**EXERCISE TASK**: Find the line containing "Give me a plain-text". Return it and every line after it, unchanged, up to and including the last line.

**EXERCISE INPUTS**:
•••

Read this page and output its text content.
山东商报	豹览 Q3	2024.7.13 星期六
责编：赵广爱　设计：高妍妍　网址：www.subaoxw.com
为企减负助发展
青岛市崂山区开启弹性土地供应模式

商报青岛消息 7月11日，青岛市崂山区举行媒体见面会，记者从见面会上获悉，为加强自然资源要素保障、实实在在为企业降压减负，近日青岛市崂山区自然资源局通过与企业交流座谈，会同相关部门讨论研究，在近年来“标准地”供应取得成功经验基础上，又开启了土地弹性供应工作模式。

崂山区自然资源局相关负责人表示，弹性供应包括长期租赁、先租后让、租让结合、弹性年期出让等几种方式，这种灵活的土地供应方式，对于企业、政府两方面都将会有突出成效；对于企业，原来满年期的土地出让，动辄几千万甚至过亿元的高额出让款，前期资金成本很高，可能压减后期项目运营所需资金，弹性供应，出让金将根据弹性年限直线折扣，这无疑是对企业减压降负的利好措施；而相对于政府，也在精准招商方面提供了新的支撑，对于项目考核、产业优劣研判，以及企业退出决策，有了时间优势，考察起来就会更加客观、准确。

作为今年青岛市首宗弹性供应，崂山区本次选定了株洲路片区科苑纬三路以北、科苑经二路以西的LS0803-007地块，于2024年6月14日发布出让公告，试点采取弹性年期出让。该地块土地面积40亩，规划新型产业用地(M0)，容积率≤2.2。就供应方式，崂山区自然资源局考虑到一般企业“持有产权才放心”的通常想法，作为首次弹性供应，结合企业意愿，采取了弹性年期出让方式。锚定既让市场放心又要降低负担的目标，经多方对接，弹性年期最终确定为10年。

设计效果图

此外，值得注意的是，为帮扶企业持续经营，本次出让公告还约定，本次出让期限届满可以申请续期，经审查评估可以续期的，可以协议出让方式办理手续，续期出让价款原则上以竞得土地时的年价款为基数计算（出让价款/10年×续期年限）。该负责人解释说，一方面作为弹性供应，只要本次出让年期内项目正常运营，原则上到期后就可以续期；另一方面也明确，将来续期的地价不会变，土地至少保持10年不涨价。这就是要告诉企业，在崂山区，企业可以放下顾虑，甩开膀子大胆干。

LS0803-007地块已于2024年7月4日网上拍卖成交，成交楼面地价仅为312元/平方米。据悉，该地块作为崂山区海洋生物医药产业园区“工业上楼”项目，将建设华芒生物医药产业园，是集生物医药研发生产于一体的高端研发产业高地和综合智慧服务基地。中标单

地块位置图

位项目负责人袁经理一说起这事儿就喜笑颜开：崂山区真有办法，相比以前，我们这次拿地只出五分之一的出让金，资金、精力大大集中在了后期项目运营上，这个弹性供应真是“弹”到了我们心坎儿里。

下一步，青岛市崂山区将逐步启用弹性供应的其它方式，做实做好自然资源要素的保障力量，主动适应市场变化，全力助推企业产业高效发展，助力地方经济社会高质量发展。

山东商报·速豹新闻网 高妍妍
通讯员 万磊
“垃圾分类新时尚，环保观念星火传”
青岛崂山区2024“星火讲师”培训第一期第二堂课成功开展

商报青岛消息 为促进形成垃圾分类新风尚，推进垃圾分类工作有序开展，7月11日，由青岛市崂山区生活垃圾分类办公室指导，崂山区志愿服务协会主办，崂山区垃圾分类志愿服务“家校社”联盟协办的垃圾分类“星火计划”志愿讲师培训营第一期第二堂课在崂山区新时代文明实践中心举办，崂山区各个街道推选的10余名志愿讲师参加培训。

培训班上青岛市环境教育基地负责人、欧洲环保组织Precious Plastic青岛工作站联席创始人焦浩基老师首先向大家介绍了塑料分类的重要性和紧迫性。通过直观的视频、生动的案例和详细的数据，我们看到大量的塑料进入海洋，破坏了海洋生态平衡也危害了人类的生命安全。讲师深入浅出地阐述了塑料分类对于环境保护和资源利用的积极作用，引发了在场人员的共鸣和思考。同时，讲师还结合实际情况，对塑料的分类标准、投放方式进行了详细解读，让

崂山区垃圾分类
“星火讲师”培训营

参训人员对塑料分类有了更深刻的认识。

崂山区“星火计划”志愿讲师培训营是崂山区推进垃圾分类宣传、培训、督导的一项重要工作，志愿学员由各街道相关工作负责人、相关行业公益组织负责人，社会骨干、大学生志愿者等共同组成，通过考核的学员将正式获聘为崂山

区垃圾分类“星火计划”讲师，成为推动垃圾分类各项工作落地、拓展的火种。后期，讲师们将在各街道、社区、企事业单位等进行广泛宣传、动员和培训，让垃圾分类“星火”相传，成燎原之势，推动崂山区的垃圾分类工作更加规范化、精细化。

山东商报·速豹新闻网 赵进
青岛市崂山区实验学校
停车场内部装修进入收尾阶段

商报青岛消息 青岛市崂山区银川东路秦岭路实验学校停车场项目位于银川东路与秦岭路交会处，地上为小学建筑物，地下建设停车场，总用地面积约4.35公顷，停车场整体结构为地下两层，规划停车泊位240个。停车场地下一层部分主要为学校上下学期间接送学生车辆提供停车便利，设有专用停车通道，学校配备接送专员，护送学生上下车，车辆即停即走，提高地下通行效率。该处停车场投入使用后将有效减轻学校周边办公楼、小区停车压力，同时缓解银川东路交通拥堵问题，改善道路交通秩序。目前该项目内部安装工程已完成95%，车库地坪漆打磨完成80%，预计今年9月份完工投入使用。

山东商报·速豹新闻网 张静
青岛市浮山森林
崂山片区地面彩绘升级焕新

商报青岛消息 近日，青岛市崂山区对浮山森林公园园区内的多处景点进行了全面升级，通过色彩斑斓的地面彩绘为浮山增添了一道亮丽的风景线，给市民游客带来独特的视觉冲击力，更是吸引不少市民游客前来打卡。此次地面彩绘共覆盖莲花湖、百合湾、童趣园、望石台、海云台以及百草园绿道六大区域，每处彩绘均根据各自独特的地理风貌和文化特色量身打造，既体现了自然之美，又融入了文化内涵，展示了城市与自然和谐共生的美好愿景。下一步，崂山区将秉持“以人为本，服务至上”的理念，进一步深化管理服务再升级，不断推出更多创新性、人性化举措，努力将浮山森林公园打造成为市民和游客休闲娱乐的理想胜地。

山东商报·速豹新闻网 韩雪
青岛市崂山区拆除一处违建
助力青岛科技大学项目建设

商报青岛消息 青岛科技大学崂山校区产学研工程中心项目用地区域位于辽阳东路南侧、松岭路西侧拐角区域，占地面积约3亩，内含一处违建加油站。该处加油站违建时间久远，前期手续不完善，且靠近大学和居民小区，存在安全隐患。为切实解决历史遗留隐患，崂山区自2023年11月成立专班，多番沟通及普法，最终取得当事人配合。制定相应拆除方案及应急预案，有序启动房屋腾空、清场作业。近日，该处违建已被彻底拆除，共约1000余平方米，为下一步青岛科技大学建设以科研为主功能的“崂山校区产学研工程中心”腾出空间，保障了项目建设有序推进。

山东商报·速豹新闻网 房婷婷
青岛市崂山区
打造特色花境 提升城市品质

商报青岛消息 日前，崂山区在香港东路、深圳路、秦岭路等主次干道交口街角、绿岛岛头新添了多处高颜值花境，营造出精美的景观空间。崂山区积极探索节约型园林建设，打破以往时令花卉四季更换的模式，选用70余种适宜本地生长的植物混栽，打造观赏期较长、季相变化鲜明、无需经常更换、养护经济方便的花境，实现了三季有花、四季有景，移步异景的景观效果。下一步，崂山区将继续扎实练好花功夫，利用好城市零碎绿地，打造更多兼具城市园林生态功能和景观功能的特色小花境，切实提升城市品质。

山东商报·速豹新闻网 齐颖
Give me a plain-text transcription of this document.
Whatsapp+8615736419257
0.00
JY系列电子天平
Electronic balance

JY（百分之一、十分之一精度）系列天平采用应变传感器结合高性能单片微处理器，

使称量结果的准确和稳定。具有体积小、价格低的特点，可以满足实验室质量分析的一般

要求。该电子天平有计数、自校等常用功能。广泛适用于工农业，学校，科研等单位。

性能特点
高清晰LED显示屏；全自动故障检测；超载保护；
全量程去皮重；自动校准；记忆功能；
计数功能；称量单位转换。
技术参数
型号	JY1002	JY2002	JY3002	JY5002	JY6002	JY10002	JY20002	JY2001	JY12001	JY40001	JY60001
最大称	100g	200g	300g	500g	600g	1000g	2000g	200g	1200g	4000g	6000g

•••

**SOLUTION BELOW**:
Give me a plain-text transcription of this document.
Whatsapp+8615736419257
0.00
JY系列电子天平
Electronic balance

JY（百分之一、十分之一精度）系列天平采用应变传感器结合高性能单片微处理器，

使称量结果的准确和稳定。具有体积小、价格低的特点，可以满足实验室质量分析的一般

要求。该电子天平有计数、自校等常用功能。广泛适用于工农业，学校，科研等单位。

性能特点
高清晰LED显示屏；全自动故障检测；超载保护；
全量程去皮重；自动校准；记忆功能；
计数功能；称量单位转换。
技术参数
型号	JY1002	JY2002	JY3002	JY5002	JY6002	JY10002	JY20002	JY2001	JY12001	JY40001	JY60001
最大称	100g	200g	300g	500g	600g	1000g	2000g	200g	1200g	4000g	6000g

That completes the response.